_WHAT THE TASK REQUIRES_:
Return a copy of each line that holds the string "JSON".
══════════
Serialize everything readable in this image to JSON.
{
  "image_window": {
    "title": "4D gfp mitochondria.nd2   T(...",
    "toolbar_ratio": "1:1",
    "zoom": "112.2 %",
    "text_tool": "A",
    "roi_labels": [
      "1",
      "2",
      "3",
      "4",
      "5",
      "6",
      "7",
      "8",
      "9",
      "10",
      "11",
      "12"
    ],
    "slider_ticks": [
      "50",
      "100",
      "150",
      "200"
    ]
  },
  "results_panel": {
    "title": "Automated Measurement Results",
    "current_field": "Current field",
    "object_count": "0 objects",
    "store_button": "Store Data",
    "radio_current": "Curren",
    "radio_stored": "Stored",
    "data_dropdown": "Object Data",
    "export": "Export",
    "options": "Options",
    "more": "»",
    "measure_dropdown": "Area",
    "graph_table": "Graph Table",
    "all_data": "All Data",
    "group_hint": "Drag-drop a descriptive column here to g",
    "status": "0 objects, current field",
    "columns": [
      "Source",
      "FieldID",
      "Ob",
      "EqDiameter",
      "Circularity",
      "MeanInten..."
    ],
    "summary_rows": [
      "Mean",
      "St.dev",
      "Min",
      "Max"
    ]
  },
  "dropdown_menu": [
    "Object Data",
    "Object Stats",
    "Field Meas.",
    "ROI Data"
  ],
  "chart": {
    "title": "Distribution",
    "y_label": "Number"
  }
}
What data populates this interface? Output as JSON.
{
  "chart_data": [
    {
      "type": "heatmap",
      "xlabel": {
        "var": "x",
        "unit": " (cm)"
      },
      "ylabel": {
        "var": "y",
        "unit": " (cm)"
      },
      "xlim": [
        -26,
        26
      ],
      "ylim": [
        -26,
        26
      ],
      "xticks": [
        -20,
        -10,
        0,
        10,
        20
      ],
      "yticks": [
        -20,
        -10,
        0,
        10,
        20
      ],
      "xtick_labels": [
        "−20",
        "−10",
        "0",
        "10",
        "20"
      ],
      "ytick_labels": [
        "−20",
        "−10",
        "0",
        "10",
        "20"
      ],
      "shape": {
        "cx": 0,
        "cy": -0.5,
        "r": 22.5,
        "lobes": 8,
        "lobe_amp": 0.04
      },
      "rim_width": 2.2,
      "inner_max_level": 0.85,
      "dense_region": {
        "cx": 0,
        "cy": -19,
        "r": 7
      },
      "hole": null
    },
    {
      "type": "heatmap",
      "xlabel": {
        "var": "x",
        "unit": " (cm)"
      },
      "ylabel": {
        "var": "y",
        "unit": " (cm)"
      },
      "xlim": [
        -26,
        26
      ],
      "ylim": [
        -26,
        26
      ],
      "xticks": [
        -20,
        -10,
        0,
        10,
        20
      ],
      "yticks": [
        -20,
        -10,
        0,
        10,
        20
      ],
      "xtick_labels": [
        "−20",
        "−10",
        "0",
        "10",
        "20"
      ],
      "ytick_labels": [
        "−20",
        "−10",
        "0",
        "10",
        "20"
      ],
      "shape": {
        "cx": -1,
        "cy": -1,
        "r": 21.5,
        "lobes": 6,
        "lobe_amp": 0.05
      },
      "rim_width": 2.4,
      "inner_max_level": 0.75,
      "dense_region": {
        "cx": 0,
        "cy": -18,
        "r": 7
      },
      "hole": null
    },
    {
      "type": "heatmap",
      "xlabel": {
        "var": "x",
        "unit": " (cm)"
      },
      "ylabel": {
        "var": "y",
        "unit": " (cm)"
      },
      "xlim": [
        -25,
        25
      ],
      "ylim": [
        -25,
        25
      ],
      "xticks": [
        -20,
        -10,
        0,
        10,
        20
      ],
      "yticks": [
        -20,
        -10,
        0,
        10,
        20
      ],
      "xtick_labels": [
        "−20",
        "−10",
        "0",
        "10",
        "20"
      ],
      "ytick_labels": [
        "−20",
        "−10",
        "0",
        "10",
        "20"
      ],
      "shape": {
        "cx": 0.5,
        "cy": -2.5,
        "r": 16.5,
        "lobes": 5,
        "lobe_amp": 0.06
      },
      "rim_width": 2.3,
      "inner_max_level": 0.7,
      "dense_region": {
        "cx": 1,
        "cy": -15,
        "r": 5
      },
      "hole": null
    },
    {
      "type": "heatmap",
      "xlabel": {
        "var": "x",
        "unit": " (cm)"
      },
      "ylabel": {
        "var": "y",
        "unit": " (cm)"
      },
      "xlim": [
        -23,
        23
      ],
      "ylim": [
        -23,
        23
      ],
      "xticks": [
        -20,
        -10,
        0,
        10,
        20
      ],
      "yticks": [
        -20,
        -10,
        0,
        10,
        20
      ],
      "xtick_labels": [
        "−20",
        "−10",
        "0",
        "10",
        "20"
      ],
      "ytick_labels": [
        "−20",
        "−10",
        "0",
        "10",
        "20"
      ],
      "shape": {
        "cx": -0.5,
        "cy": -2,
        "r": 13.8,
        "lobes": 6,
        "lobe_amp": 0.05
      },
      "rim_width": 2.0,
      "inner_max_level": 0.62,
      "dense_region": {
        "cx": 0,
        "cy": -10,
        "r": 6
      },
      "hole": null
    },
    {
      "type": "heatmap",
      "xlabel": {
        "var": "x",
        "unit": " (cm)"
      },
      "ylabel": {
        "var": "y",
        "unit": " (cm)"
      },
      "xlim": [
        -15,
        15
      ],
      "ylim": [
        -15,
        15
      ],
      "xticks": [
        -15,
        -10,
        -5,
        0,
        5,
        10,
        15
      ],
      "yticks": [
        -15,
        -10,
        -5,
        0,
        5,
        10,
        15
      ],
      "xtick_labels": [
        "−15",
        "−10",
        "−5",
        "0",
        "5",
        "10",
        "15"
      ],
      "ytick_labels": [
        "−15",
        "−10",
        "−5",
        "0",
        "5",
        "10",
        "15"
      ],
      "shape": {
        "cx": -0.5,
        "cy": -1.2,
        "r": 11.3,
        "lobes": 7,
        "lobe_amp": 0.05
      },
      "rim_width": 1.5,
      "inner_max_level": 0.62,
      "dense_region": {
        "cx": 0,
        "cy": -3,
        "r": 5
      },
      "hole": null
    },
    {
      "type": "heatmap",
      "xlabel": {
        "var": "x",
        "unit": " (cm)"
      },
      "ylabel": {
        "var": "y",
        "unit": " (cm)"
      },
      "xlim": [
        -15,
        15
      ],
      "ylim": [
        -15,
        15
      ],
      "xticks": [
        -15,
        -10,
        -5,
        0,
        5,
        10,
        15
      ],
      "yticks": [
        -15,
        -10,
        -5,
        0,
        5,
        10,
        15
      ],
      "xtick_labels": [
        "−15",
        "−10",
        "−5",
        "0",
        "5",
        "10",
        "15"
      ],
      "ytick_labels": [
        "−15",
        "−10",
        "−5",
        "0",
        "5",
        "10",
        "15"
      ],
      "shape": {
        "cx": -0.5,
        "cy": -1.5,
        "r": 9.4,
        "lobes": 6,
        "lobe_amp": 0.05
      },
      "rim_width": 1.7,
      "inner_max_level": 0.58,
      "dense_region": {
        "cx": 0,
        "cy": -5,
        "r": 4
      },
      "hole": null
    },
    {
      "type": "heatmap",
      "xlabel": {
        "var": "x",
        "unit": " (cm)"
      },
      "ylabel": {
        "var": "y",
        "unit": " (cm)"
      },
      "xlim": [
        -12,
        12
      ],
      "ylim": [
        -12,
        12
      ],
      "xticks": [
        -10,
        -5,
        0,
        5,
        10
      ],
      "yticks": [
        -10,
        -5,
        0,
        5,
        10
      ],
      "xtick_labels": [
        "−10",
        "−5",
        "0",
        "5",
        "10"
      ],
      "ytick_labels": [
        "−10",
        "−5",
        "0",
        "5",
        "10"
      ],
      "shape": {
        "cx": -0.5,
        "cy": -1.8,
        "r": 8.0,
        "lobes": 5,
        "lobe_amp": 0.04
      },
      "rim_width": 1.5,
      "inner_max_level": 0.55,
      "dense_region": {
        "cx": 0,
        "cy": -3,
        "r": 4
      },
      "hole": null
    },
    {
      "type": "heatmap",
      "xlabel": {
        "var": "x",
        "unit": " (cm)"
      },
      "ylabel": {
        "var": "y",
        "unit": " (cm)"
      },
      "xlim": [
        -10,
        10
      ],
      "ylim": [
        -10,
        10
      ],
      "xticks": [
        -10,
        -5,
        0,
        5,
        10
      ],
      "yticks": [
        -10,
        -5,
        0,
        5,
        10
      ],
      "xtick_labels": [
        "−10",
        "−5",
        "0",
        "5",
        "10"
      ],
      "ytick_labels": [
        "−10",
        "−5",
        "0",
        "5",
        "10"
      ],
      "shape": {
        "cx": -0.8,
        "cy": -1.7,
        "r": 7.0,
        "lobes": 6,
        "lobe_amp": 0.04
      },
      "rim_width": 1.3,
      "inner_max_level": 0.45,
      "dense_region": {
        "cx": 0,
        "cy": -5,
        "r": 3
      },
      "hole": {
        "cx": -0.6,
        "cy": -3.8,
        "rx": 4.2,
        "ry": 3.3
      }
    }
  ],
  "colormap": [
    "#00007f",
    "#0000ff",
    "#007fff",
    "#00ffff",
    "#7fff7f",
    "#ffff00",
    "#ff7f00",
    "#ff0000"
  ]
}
══════════
_OUTPUT OF THE EXERCISE_:
Serialize everything readable in this image to JSON.
What data populates this interface? Output as JSON.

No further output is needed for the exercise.